:: EXERCISE ::
Return a copy of each line that holds the string "Images".

::::::::

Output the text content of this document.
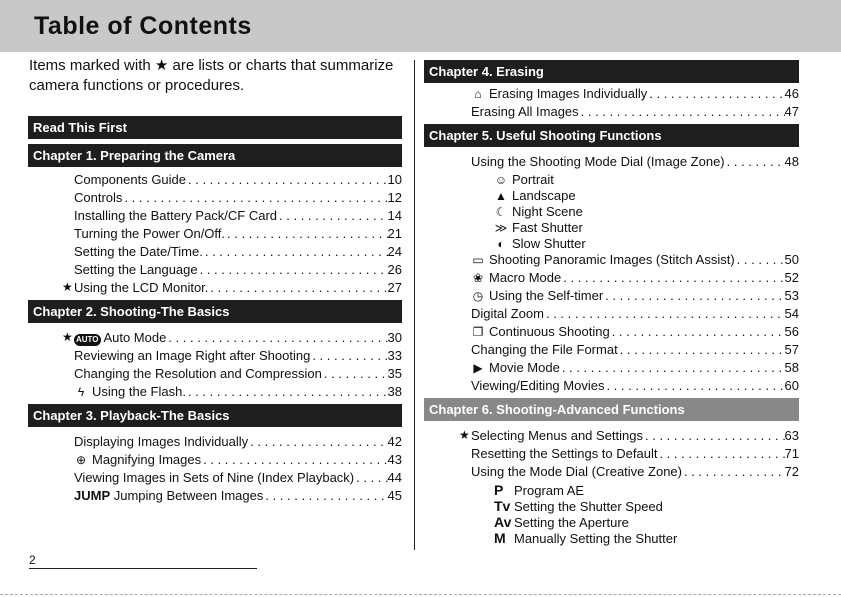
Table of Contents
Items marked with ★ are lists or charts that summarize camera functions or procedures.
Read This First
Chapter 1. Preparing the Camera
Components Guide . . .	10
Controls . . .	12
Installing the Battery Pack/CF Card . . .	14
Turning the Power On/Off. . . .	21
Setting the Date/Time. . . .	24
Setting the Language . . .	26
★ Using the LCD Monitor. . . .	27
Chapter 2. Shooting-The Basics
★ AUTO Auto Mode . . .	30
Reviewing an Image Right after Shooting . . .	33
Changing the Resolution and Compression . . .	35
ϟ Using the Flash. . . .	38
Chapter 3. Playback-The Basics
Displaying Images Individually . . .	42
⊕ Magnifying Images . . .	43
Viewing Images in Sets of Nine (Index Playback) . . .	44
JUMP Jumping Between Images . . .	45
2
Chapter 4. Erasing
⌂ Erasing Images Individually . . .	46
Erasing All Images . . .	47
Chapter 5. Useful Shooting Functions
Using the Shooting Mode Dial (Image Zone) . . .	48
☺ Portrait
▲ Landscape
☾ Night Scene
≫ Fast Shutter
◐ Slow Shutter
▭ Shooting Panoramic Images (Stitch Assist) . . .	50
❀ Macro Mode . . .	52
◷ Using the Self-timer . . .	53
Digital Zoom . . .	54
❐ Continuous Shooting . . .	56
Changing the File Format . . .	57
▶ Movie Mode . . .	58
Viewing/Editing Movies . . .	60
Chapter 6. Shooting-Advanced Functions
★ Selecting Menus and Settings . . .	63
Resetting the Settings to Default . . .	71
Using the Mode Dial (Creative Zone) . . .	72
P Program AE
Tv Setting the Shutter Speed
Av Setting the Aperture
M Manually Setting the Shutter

::::::::

:: TASK ANSWER ::
Displaying Images Individually . . .	42
⊕ Magnifying Images . . .	43
Viewing Images in Sets of Nine (Index Playback) . . .	44
JUMP Jumping Between Images . . .	45
⌂ Erasing Images Individually . . .	46
Erasing All Images . . .	47
▭ Shooting Panoramic Images (Stitch Assist) . . .	50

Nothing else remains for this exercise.